> 課題の目的
日本のコロナ対策を振り返る抜粋で、尾身茂が欧米諸国より死亡率が低かった三つ目の要因として挙げた施策の呼び名を答えよ。

> 抜粋
"""

パンデミックは必ずまた起こる――尾身茂が振り返る日本のコロナ対策、成功と失敗
新型コロナウイルスが感染症法上の5類に移行して、1年以上が経つ。コロナ禍で専門家組織をまとめ、政府に提言した尾身茂(75)は今、コロナ対策に関する政府の検証は不十分だと指摘する。日本の対策は、何が成功で何が失敗だったのか。無観客開催となった東京五輪やワクチンについてどう振り返るのか。専門家としての葛藤と責任を語る。(文中敬称略/撮影:近藤俊哉/Yahoo!ニュース オリジナル RED Chair編集部)
日本の死亡率が欧米より低かった背景は?
「ウイルスがこれだけ劇的な変化をすることは、『神のみぞ知る』で、われわれ専門家も想像していませんでした。私は長い間、国内外で感染症対策に従事してきましたが、最もしたたかな感染症であることは間違いないと思います」 2020年初頭から世界を翻弄した新型コロナ・パンデミック。尾身茂は約3年半にわたり、専門家として危機に向き合った。 「政府の検証は不十分だと思います。すべての人が大変な思いをした、100年に一度の危機ですよ。誰かを非難するためではなく、次のパンデミックに備えるため、政治家、官僚、専門家、地方自治体、マスコミといったあらゆる関係者が、公開されているデータ、資料等をもとに検証する必要があります」
コロナ禍で専門家組織が出した提言の数は100を超える。尾身はしばしば首相と並んで記者会見に出席し、時に首相とは異なる意見を伝えた。重大な役割を担い、批判の矢面にも立った尾身は、コロナ対策をどう振り返るのだろうか。 「日本の人口当たりの死亡者数は欧米諸国に比べて低い。日本の反省すべき点は準備不足だったこと。よかった点は、それを一般市民等が補ったことだと思います」 欧米諸国に比べて死亡率の低かった要因を、こう説明する。 「国民が罰則や罰金がないにもかかわらず、国や自治体による行動変容のお願い、緊急事態宣言などに自主的に協力してくれました。それから、医療関係者、保健所の人たちのがんばり。三つ目の要因が『ハンマー&ダンス』と呼ばれる施策です」 日本は、医療の逼迫(ひっぱく)が起きそうになると緊急事態宣言のような強い対策、つまりハンマーを打ち、医療逼迫が軽減されると強い対策を解除する、いわゆる「ハンマー&ダンス」を繰り返した。例えばロックダウンで封じ込めた中国と、経済を優先して行動抑制を課さなかったスウェーデンの中間といえる。

"""

> 提供データ
"""

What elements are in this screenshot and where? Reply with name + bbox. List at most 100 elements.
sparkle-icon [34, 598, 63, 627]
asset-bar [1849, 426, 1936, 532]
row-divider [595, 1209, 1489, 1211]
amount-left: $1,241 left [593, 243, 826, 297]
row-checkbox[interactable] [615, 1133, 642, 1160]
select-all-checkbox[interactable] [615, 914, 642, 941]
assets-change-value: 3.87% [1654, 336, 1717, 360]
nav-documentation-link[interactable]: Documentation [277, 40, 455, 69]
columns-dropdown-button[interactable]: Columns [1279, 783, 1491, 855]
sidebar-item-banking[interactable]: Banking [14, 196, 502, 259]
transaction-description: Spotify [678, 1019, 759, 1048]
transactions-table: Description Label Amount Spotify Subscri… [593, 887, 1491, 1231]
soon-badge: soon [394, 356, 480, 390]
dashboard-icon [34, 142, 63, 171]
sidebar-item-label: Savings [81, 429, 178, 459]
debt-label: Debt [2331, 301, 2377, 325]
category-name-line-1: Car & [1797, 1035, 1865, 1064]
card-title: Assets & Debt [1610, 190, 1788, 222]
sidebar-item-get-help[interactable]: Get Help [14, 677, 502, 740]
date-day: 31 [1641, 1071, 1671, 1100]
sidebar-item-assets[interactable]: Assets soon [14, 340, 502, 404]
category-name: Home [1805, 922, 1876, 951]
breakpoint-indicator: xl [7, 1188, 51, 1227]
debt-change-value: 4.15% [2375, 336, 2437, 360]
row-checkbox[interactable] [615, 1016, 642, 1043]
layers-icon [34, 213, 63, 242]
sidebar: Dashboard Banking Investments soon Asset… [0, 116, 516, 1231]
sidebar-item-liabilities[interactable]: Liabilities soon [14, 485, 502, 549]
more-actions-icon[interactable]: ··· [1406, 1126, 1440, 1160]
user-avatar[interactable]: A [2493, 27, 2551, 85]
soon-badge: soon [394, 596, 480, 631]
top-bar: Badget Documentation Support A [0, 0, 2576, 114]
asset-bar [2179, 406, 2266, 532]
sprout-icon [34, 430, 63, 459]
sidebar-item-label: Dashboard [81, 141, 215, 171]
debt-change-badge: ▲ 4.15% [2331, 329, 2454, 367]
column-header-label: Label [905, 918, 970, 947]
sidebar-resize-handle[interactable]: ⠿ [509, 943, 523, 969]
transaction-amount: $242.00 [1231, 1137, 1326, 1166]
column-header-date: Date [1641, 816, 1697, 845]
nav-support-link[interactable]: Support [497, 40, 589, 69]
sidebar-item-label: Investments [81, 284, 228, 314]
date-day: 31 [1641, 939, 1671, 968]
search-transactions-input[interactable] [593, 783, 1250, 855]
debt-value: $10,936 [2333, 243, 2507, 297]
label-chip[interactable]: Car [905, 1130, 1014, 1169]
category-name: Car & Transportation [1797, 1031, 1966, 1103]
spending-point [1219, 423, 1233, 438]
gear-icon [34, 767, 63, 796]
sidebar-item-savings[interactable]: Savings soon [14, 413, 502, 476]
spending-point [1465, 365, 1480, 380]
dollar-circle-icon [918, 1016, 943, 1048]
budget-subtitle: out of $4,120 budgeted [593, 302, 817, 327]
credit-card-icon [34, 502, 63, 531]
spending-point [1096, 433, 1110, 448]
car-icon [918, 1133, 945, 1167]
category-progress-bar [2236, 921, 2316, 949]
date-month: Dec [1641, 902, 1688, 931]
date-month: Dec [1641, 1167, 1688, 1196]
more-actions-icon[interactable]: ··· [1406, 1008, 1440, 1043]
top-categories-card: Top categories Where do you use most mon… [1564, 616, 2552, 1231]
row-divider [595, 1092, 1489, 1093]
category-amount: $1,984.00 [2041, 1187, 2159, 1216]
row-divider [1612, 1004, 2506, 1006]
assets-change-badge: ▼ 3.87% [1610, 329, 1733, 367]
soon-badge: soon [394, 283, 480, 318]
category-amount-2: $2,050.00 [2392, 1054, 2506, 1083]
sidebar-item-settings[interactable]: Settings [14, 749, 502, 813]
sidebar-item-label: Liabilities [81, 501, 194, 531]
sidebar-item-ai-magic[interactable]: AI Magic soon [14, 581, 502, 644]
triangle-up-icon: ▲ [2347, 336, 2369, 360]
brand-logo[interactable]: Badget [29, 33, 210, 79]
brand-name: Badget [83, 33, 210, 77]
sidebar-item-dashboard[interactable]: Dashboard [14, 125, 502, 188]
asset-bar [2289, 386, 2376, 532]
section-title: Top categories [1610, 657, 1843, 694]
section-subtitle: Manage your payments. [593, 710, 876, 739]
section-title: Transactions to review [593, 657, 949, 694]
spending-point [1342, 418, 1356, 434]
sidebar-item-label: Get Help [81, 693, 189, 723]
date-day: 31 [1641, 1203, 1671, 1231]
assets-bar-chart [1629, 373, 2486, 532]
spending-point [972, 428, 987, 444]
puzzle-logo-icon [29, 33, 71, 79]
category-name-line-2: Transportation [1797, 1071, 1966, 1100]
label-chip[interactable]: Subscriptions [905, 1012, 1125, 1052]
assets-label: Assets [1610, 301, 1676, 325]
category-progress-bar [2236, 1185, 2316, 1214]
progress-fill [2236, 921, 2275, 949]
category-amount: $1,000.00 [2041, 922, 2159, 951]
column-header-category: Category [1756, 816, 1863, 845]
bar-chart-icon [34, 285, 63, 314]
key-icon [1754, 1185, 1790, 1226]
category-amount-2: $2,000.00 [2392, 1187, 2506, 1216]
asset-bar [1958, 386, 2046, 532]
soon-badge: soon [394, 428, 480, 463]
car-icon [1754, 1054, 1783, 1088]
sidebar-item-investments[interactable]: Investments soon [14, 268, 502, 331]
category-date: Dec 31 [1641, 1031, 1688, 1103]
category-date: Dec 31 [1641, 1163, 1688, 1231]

"""

> 課題の結果
「ハンマー&ダンス」と呼ばれる施策。